## THE PROBLEM
Each entry must be given again exactly; images do not belong in the copy.

Stored items:
* start *

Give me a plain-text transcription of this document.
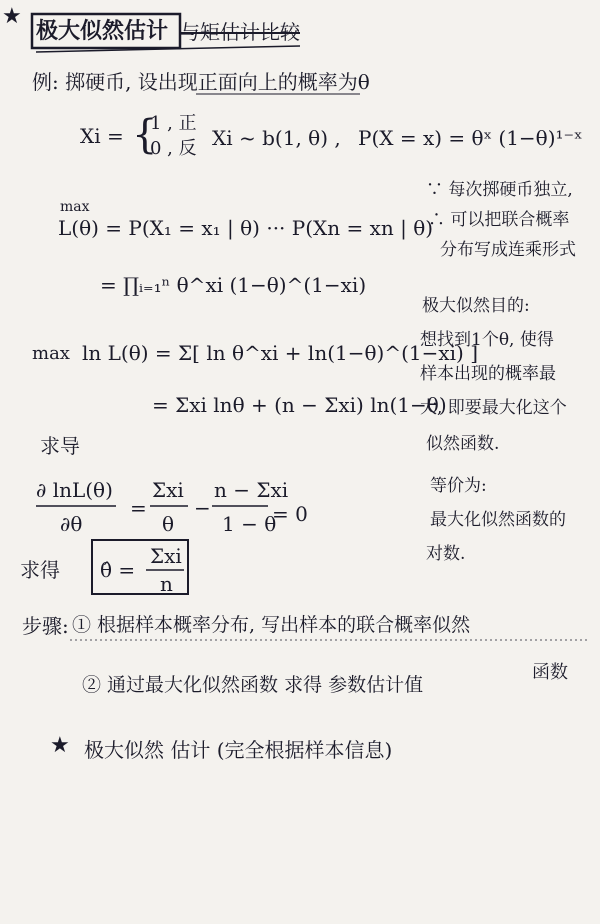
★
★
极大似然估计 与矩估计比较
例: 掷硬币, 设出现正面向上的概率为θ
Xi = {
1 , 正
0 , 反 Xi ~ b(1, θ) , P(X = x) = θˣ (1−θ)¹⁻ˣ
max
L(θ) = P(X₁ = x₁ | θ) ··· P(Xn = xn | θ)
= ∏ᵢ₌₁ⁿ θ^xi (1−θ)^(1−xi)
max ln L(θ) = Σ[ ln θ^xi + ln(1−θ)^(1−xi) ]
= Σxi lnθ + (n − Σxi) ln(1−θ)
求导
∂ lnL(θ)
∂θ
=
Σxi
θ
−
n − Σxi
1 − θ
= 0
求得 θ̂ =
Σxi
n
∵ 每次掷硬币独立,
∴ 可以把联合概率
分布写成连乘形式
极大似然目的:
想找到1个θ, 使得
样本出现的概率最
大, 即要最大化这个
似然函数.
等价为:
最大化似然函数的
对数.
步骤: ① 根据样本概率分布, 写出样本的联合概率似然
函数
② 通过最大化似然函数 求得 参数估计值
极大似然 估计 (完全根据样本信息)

* end *

## THE RESPONSE
Give me a plain-text transcription of this document.
★
★
极大似然估计 与矩估计比较
例: 掷硬币, 设出现正面向上的概率为θ
Xi = {
1 , 正
0 , 反 Xi ~ b(1, θ) , P(X = x) = θˣ (1−θ)¹⁻ˣ
max
L(θ) = P(X₁ = x₁ | θ) ··· P(Xn = xn | θ)
= ∏ᵢ₌₁ⁿ θ^xi (1−θ)^(1−xi)
max ln L(θ) = Σ[ ln θ^xi + ln(1−θ)^(1−xi) ]
= Σxi lnθ + (n − Σxi) ln(1−θ)
求导
∂ lnL(θ)
∂θ
=
Σxi
θ
−
n − Σxi
1 − θ
= 0
求得 θ̂ =
Σxi
n
∵ 每次掷硬币独立,
∴ 可以把联合概率
分布写成连乘形式
极大似然目的:
想找到1个θ, 使得
样本出现的概率最
大, 即要最大化这个
似然函数.
等价为:
最大化似然函数的
对数.
步骤: ① 根据样本概率分布, 写出样本的联合概率似然
函数
② 通过最大化似然函数 求得 参数估计值
极大似然 估计 (完全根据样本信息)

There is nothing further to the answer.